--- RECORDS TO PROCESS ---

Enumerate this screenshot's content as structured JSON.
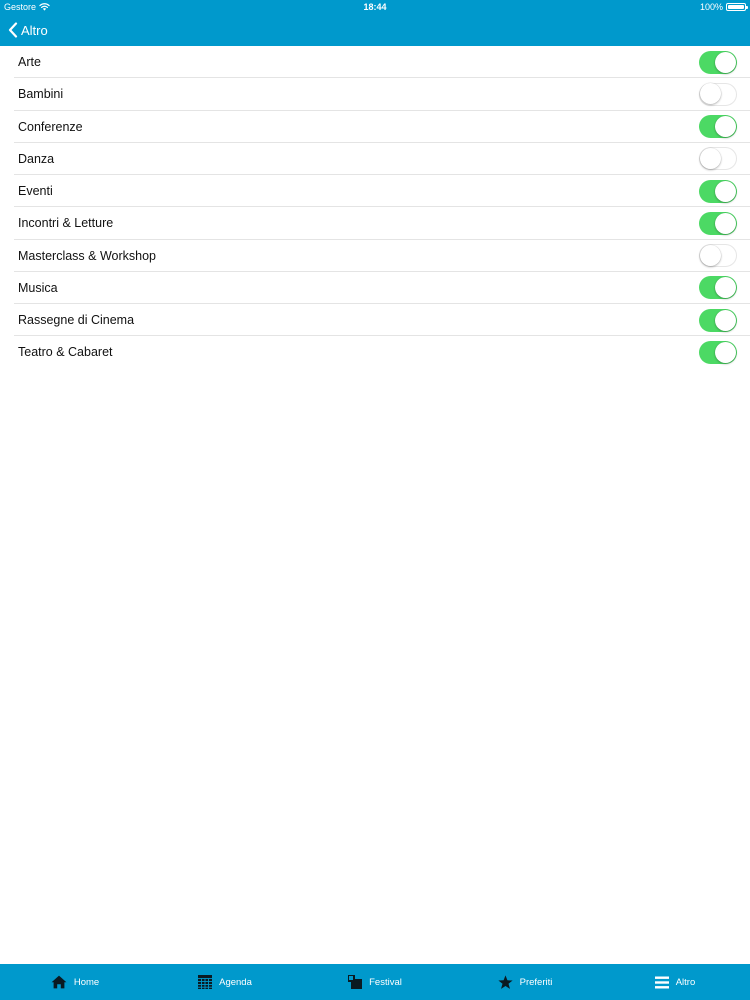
{
  "status_bar": {
    "carrier": "Gestore",
    "time": "18:44",
    "battery": "100%",
    "battery_level": 1.0
  },
  "nav": {
    "back_label": "Altro"
  },
  "categories": [
    {
      "label": "Arte",
      "enabled": true
    },
    {
      "label": "Bambini",
      "enabled": false
    },
    {
      "label": "Conferenze",
      "enabled": true
    },
    {
      "label": "Danza",
      "enabled": false
    },
    {
      "label": "Eventi",
      "enabled": true
    },
    {
      "label": "Incontri & Letture",
      "enabled": true
    },
    {
      "label": "Masterclass & Workshop",
      "enabled": false
    },
    {
      "label": "Musica",
      "enabled": true
    },
    {
      "label": "Rassegne di Cinema",
      "enabled": true
    },
    {
      "label": "Teatro & Cabaret",
      "enabled": true
    }
  ],
  "tab_bar": {
    "items": [
      {
        "label": "Home",
        "icon": "home-icon"
      },
      {
        "label": "Agenda",
        "icon": "calendar-grid-icon"
      },
      {
        "label": "Festival",
        "icon": "festival-icon"
      },
      {
        "label": "Preferiti",
        "icon": "star-icon"
      },
      {
        "label": "Altro",
        "icon": "menu-icon"
      }
    ]
  },
  "colors": {
    "header_blue": "#0099cc",
    "toggle_on": "#4cd964",
    "toggle_off_border": "#e6e6e6"
  }
}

---

Copy out every line that includes the word "icon".

◆ **WRITTEN RESPONSE**:
        "icon": "home-icon"
        "icon": "calendar-grid-icon"
        "icon": "festival-icon"
        "icon": "star-icon"
        "icon": "menu-icon"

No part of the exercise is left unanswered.